*What the task requires*
Copy the data below line for line, keeping every character unchanged.

*Listing*
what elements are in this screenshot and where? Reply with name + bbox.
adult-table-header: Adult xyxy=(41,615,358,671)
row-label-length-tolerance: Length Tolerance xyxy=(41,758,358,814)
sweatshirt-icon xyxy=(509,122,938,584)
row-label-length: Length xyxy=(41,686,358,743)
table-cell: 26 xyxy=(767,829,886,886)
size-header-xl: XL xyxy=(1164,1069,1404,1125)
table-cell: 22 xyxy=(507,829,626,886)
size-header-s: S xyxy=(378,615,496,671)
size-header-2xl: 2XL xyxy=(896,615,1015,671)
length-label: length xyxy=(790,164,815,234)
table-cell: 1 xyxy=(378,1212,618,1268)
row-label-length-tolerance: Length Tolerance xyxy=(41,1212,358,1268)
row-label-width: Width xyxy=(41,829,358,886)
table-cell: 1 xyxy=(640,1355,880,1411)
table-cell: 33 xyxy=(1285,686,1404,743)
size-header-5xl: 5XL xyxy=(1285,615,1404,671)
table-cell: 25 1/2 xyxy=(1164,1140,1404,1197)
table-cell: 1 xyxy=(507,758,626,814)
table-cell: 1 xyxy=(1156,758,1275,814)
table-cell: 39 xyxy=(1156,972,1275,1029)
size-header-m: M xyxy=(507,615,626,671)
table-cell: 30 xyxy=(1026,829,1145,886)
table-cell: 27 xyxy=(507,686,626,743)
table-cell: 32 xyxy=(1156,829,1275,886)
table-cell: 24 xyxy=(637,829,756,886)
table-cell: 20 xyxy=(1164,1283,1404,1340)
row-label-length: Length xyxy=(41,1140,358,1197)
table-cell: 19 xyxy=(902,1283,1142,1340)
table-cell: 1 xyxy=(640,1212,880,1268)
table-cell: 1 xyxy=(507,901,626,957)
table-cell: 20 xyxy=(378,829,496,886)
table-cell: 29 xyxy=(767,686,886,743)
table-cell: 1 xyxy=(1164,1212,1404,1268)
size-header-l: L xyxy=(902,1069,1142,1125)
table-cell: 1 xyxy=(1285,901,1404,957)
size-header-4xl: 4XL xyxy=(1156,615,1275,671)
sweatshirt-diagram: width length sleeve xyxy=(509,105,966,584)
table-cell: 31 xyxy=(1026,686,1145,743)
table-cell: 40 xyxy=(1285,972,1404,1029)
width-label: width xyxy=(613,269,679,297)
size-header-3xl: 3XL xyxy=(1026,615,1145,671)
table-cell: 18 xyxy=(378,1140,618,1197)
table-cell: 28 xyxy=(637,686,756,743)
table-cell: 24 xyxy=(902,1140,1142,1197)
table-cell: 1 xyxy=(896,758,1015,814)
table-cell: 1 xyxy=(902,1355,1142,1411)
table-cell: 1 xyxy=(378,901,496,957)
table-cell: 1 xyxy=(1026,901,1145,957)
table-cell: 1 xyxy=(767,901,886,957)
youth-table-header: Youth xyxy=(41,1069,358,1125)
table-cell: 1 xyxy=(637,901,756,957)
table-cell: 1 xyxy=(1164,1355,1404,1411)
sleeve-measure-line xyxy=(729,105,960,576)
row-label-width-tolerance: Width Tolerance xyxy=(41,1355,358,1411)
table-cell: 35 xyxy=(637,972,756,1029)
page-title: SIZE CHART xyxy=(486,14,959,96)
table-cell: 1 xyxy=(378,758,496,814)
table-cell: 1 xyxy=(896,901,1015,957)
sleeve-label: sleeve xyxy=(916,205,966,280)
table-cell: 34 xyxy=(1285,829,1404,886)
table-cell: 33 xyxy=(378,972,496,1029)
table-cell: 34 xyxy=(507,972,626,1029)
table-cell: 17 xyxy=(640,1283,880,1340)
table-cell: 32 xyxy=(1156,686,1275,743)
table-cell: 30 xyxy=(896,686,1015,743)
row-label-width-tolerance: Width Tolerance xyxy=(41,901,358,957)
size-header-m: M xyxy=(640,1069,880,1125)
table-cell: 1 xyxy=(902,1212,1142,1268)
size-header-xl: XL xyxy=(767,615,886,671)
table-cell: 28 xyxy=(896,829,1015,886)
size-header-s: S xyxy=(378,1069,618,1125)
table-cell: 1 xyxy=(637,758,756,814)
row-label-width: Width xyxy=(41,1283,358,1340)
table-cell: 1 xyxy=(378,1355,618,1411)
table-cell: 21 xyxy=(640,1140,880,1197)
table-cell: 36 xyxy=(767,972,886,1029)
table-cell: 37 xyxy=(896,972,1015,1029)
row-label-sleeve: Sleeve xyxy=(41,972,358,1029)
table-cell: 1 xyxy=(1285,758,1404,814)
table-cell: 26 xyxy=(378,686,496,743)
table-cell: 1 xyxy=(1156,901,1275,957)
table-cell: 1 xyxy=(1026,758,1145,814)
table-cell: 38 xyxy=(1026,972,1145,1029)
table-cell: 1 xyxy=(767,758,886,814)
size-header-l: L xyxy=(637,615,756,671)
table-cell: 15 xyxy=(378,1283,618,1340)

*Exercise result*
what elements are in this screenshot and where? Reply with name + bbox.
adult-table-header: Adult xyxy=(41,615,358,671)
row-label-length-tolerance: Length Tolerance xyxy=(41,758,358,814)
sweatshirt-icon xyxy=(509,122,938,584)
row-label-length: Length xyxy=(41,686,358,743)
table-cell: 26 xyxy=(767,829,886,886)
size-header-xl: XL xyxy=(1164,1069,1404,1125)
table-cell: 22 xyxy=(507,829,626,886)
size-header-s: S xyxy=(378,615,496,671)
size-header-2xl: 2XL xyxy=(896,615,1015,671)
length-label: length xyxy=(790,164,815,234)
table-cell: 1 xyxy=(378,1212,618,1268)
row-label-length-tolerance: Length Tolerance xyxy=(41,1212,358,1268)
row-label-width: Width xyxy=(41,829,358,886)
table-cell: 1 xyxy=(640,1355,880,1411)
table-cell: 33 xyxy=(1285,686,1404,743)
size-header-5xl: 5XL xyxy=(1285,615,1404,671)
table-cell: 25 1/2 xyxy=(1164,1140,1404,1197)
table-cell: 1 xyxy=(507,758,626,814)
table-cell: 1 xyxy=(1156,758,1275,814)
table-cell: 39 xyxy=(1156,972,1275,1029)
size-header-m: M xyxy=(507,615,626,671)
table-cell: 30 xyxy=(1026,829,1145,886)
table-cell: 27 xyxy=(507,686,626,743)
table-cell: 32 xyxy=(1156,829,1275,886)
table-cell: 24 xyxy=(637,829,756,886)
table-cell: 20 xyxy=(1164,1283,1404,1340)
row-label-length: Length xyxy=(41,1140,358,1197)
table-cell: 19 xyxy=(902,1283,1142,1340)
table-cell: 1 xyxy=(640,1212,880,1268)
table-cell: 1 xyxy=(507,901,626,957)
table-cell: 20 xyxy=(378,829,496,886)
table-cell: 29 xyxy=(767,686,886,743)
table-cell: 1 xyxy=(1164,1212,1404,1268)
size-header-l: L xyxy=(902,1069,1142,1125)
table-cell: 1 xyxy=(1285,901,1404,957)
size-header-4xl: 4XL xyxy=(1156,615,1275,671)
sweatshirt-diagram: width length sleeve xyxy=(509,105,966,584)
table-cell: 31 xyxy=(1026,686,1145,743)
table-cell: 40 xyxy=(1285,972,1404,1029)
width-label: width xyxy=(613,269,679,297)
size-header-3xl: 3XL xyxy=(1026,615,1145,671)
table-cell: 18 xyxy=(378,1140,618,1197)
table-cell: 28 xyxy=(637,686,756,743)
table-cell: 24 xyxy=(902,1140,1142,1197)
table-cell: 1 xyxy=(896,758,1015,814)
table-cell: 1 xyxy=(902,1355,1142,1411)
table-cell: 1 xyxy=(378,901,496,957)
table-cell: 1 xyxy=(1026,901,1145,957)
table-cell: 1 xyxy=(767,901,886,957)
youth-table-header: Youth xyxy=(41,1069,358,1125)
table-cell: 1 xyxy=(637,901,756,957)
table-cell: 1 xyxy=(1164,1355,1404,1411)
sleeve-measure-line xyxy=(729,105,960,576)
row-label-width-tolerance: Width Tolerance xyxy=(41,1355,358,1411)
table-cell: 35 xyxy=(637,972,756,1029)
page-title: SIZE CHART xyxy=(486,14,959,96)
table-cell: 1 xyxy=(378,758,496,814)
table-cell: 1 xyxy=(896,901,1015,957)
sleeve-label: sleeve xyxy=(916,205,966,280)
table-cell: 34 xyxy=(1285,829,1404,886)
table-cell: 33 xyxy=(378,972,496,1029)
table-cell: 34 xyxy=(507,972,626,1029)
table-cell: 17 xyxy=(640,1283,880,1340)
table-cell: 32 xyxy=(1156,686,1275,743)
table-cell: 30 xyxy=(896,686,1015,743)
row-label-width-tolerance: Width Tolerance xyxy=(41,901,358,957)
size-header-m: M xyxy=(640,1069,880,1125)
table-cell: 1 xyxy=(902,1212,1142,1268)
size-header-xl: XL xyxy=(767,615,886,671)
table-cell: 28 xyxy=(896,829,1015,886)
size-header-s: S xyxy=(378,1069,618,1125)
table-cell: 1 xyxy=(637,758,756,814)
row-label-width: Width xyxy=(41,1283,358,1340)
table-cell: 1 xyxy=(378,1355,618,1411)
table-cell: 21 xyxy=(640,1140,880,1197)
table-cell: 36 xyxy=(767,972,886,1029)
table-cell: 37 xyxy=(896,972,1015,1029)
row-label-sleeve: Sleeve xyxy=(41,972,358,1029)
table-cell: 1 xyxy=(1285,758,1404,814)
table-cell: 26 xyxy=(378,686,496,743)
table-cell: 1 xyxy=(1156,901,1275,957)
table-cell: 1 xyxy=(1026,758,1145,814)
table-cell: 38 xyxy=(1026,972,1145,1029)
table-cell: 1 xyxy=(767,758,886,814)
size-header-l: L xyxy=(637,615,756,671)
table-cell: 15 xyxy=(378,1283,618,1340)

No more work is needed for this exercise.